DATA SUPPLIED:

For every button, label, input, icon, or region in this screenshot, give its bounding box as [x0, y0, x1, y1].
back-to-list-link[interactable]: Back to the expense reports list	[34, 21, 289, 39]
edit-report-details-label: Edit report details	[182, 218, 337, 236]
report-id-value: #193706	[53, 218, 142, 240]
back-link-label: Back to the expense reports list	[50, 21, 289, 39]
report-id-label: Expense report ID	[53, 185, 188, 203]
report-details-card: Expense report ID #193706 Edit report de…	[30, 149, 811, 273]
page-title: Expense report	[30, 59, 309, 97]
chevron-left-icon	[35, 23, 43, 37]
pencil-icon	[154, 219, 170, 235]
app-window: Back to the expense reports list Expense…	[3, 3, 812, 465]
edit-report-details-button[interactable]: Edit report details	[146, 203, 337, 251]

TASK PROMPT: Copy every one of the rows above character for character, changing nothing.

FULL SOLUTION:
For every button, label, input, icon, or region in this screenshot, give its bounding box as [x0, y0, x1, y1].
back-to-list-link[interactable]: Back to the expense reports list	[34, 21, 289, 39]
edit-report-details-label: Edit report details	[182, 218, 337, 236]
report-id-value: #193706	[53, 218, 142, 240]
back-link-label: Back to the expense reports list	[50, 21, 289, 39]
report-id-label: Expense report ID	[53, 185, 188, 203]
report-details-card: Expense report ID #193706 Edit report de…	[30, 149, 811, 273]
page-title: Expense report	[30, 59, 309, 97]
chevron-left-icon	[35, 23, 43, 37]
pencil-icon	[154, 219, 170, 235]
app-window: Back to the expense reports list Expense…	[3, 3, 812, 465]
edit-report-details-button[interactable]: Edit report details	[146, 203, 337, 251]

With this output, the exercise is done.